◆ Work instructions ◆
Go through the lines below. Copy those with "Pilot".

(A block of data)
########

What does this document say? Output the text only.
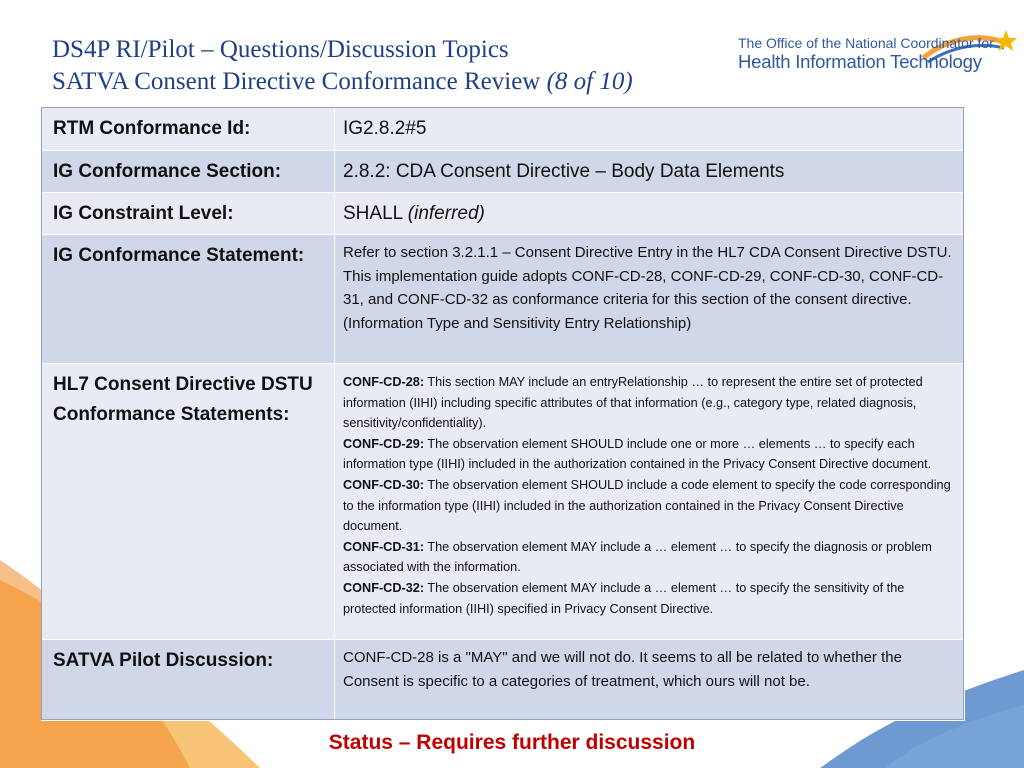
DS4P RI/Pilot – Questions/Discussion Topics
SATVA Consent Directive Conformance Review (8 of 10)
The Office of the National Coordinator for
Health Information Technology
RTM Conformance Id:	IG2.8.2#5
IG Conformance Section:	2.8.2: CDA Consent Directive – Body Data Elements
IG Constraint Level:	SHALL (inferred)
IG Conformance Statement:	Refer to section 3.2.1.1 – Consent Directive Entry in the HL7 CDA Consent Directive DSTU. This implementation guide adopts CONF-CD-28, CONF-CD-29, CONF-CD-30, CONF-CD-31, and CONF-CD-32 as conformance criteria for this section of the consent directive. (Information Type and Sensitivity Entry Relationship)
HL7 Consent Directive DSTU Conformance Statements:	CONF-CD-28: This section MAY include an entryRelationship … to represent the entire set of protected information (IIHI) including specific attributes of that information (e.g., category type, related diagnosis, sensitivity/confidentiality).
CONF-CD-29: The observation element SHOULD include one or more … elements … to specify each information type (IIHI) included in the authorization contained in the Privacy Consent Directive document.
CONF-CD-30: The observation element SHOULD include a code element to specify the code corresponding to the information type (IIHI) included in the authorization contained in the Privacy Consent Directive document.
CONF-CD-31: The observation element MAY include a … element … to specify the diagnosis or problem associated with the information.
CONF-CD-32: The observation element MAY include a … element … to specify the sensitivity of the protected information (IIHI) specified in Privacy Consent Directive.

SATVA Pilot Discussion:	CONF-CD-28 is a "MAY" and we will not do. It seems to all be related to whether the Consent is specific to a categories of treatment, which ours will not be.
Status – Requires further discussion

########

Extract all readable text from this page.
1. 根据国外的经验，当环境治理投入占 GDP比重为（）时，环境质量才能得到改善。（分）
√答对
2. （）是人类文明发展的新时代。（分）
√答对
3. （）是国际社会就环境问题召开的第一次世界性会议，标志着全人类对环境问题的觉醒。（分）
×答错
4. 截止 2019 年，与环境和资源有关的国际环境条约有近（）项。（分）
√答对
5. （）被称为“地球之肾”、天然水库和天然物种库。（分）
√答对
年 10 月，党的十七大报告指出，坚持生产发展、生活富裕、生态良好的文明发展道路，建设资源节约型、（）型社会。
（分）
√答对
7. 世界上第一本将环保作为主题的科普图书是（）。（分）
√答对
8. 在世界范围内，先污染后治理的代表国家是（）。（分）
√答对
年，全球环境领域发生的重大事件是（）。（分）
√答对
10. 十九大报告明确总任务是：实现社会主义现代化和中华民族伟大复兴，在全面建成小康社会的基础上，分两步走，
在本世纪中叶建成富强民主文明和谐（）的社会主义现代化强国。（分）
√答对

########

◆ Answer to the task ◆
DS4P RI/Pilot – Questions/Discussion Topics
SATVA Pilot Discussion:	CONF-CD-28 is a "MAY" and we will not do. It seems to all be related to whether the Consent is specific to a categories of treatment, which ours will not be.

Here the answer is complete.